STATED TASK
Copy the startup-ideas thread starting at "From my anecdotal" and ending at "viability of it.", but put "customer research" in place of "market testing".
++++ TEXT PASSAGE ++++
Ask HN: choose between 2 startup ideas - petervandijck

I may do them both. But still:<p>1. App to make hiring easier. Enter your jobs, submit, and we auto-submit to all the relevant jobboards that you check. When candidates apply, easily define your screening process and move them through it with your team. Pay X$/month.<p>2. Translation marketplace. Translators make $, clients get fast/good service, we sit in the middle, provide acquisition and some tools and get a cut.<p>The marketplace idea is harder to get going (you need to find both clients and translators), but I haven't seen it done well, yet.<p>The hiring space is an annoying problem that everyone would like help with, so that seems ripe for a SaaS app. Good thing: even with just 1 paying client you're making some money.<p>Which one would you spend 2011 working on, and more importantly, why? What's your analysis of these basic ideas?
======
netmau5
1\. There is alot of work being done in this space to my knowledge. I know pg
has mentioned that there at least a couple YC startups working on this problem
and there is already a contingent of sites out there.

There are many different problems in the hiring process and thus opportunity
to attack it from many different angles. See some of these:

<http://www.simplicant.com/> <http://www.iapplicants.com/>
<http://www.applicantstack.com/> <http://www.theresumator.com/> (sexy!)

I've never met anyone that was perfectly content with the way they find and
hire people. Not that my experience is huge in this area, but I think there is
plenty of room for disruption. And with that comes plenty of room for
competition.

2\. I've never heard of anything like this, but it sounds like a useful tool.
From my anecdotal experience with translators, it seems most of them are in
such high demand that they don't need a marketplace (I know 1 in Chinese, 2 in
Arabic). Then again, these are full time jobs for the people I know, it might
be different for those who work as contractors on shorter projects. The bottom
line is that this idea seems like it will require heavy networking effort and
may not work out; I'd want to do some market testing really early to test the
viability of it.

\----

If I had to choose between one of these, I'd probably pick #1 and tightly
focus on a very specific problem. If you could make an elegant solution for
just one piece of the hiring puzzle, you get two outs: a standalone product or
a potential acquisition target as this space develops over the coming years. A
translation marketplace sounds interesting but building the network/community
will be challenging and time-consuming; regardless of your technical solution,
you could still fail at creating critical mass. This adds risk of spending
much time before you know it will fail; without market validation, I'd be
hesitant.

\----

(shameless plug) If you'd like to discuss your ideas more, I've got an
invitation to <http://www.sparkmuse.com> with your name on it. Sparkmuse is a
community site I'm building where internet entrepreneurs can gather to get
feedback, refine, and act on their ideas. We just started the alpha last week~

------
toumhi
Funny as I have also considered to tackle both of these problems.
++++ DATA PROVIDED ++++
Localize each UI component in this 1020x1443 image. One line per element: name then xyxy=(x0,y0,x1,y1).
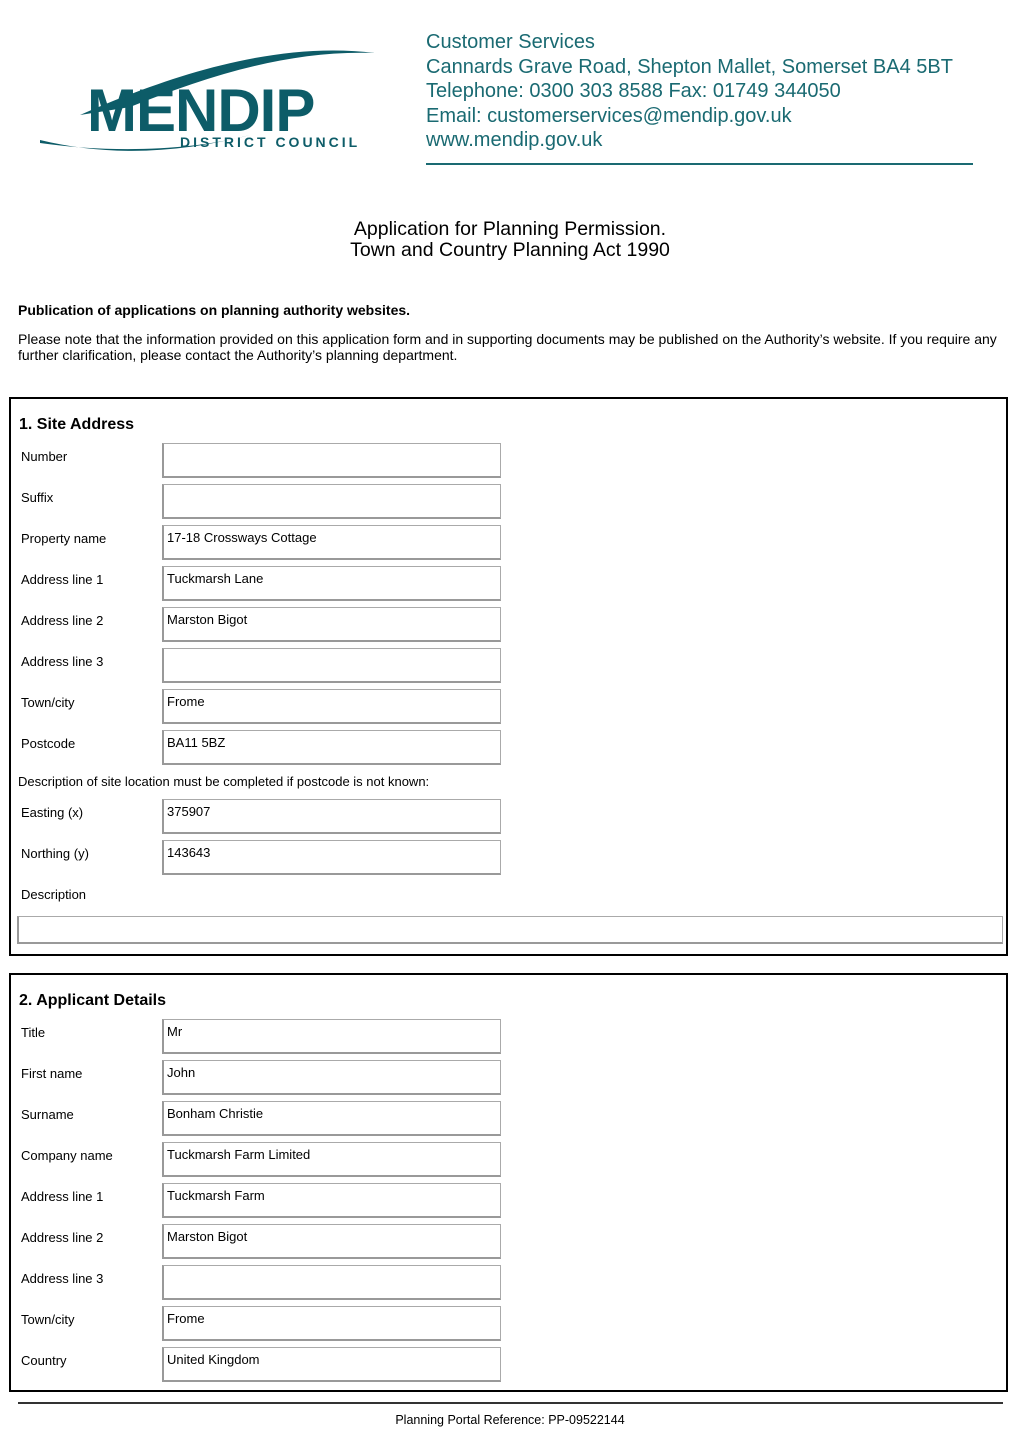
company-name-field[interactable]: Tuckmarsh Farm Limited xyxy=(162,1142,501,1177)
applicant-address-line-3-field[interactable] xyxy=(162,1265,501,1300)
field-label-town-city: Town/city xyxy=(21,1312,75,1327)
field-label-address-line-1: Address line 1 xyxy=(21,572,104,587)
address-line-2-field[interactable]: Marston Bigot xyxy=(162,607,501,642)
field-label-address-line-1: Address line 1 xyxy=(21,1189,104,1204)
postcode-field[interactable]: BA11 5BZ xyxy=(162,730,501,765)
field-label-address-line-3: Address line 3 xyxy=(21,1271,104,1286)
logo-swoosh-icon: MENDIP DISTRICT COUNCIL xyxy=(40,50,375,151)
description-field[interactable] xyxy=(17,916,1003,944)
logo-subname: DISTRICT COUNCIL xyxy=(180,134,360,150)
field-label-postcode: Postcode xyxy=(21,736,76,751)
title-field[interactable]: Mr xyxy=(162,1019,501,1054)
contact-phone: Telephone: 0300 303 8588 Fax: 01749 3440… xyxy=(426,80,841,103)
publication-text: Please note that the information provide… xyxy=(18,331,997,363)
country-field[interactable]: United Kingdom xyxy=(162,1347,501,1382)
applicant-address-line-1-field[interactable]: Tuckmarsh Farm xyxy=(162,1183,501,1218)
section-title: 1. Site Address xyxy=(19,416,135,433)
location-note: Description of site location must be com… xyxy=(18,774,430,789)
field-label-property-name: Property name xyxy=(21,531,107,546)
town-city-field[interactable]: Frome xyxy=(162,689,501,724)
applicant-town-city-field[interactable]: Frome xyxy=(162,1306,501,1341)
field-label-number: Number xyxy=(21,449,68,464)
field-label-northing: Northing (y) xyxy=(21,846,89,861)
title-line-2: Town and Country Planning Act 1990 xyxy=(350,239,670,261)
field-label-country: Country xyxy=(21,1353,67,1368)
easting-field[interactable]: 375907 xyxy=(162,799,501,834)
field-label-town-city: Town/city xyxy=(21,695,75,710)
contact-email[interactable]: Email: customerservices@mendip.gov.uk xyxy=(426,104,953,129)
field-label-suffix: Suffix xyxy=(21,490,54,505)
field-label-surname: Surname xyxy=(21,1107,74,1122)
footer-divider xyxy=(18,1402,1003,1404)
contact-address: Cannards Grave Road, Shepton Mallet, Som… xyxy=(426,55,953,78)
page-title: Application for Planning Permission. Tow… xyxy=(0,219,1020,261)
suffix-field[interactable] xyxy=(162,484,501,519)
field-label-address-line-2: Address line 2 xyxy=(21,1230,104,1245)
field-label-company-name: Company name xyxy=(21,1148,113,1163)
contact-department: Customer Services xyxy=(426,31,595,53)
address-line-1-field[interactable]: Tuckmarsh Lane xyxy=(162,566,501,601)
field-label-easting: Easting (x) xyxy=(21,805,84,820)
applicant-details-section: 2. Applicant Details Title Mr First name… xyxy=(9,973,1008,1392)
property-name-field[interactable]: 17-18 Crossways Cottage xyxy=(162,525,501,560)
field-label-address-line-2: Address line 2 xyxy=(21,613,104,628)
field-label-first-name: First name xyxy=(21,1066,83,1081)
surname-field[interactable]: Bonham Christie xyxy=(162,1101,501,1136)
section-title: 2. Applicant Details xyxy=(19,992,166,1009)
council-logo: MENDIP DISTRICT COUNCIL xyxy=(40,45,385,160)
contact-website[interactable]: www.mendip.gov.uk xyxy=(426,128,953,153)
title-line-1: Application for Planning Permission. xyxy=(353,218,667,240)
northing-field[interactable]: 143643 xyxy=(162,840,501,875)
number-field[interactable] xyxy=(162,443,501,478)
portal-reference: Planning Portal Reference: PP-09522144 xyxy=(395,1413,625,1427)
applicant-address-line-2-field[interactable]: Marston Bigot xyxy=(162,1224,501,1259)
site-address-section: 1. Site Address Number Suffix Property n… xyxy=(9,397,1008,956)
field-label-address-line-3: Address line 3 xyxy=(21,654,104,669)
publication-heading: Publication of applications on planning … xyxy=(18,302,411,318)
contact-block: Customer Services Cannards Grave Road, S… xyxy=(426,30,953,153)
header-divider xyxy=(426,163,973,165)
field-label-title: Title xyxy=(21,1025,46,1040)
first-name-field[interactable]: John xyxy=(162,1060,501,1095)
field-label-description: Description xyxy=(21,887,87,902)
address-line-3-field[interactable] xyxy=(162,648,501,683)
++++
TASK ANSWER
From my anecdotal experience with translators, it seems most of them are in
such high demand that they don't need a marketplace (I know 1 in Chinese, 2 in
Arabic). Then again, these are full time jobs for the people I know, it might
be different for those who work as contractors on shorter projects. The bottom
line is that this idea seems like it will require heavy networking effort and
may not work out; I'd want to do some customer research really early to test the
viability of it.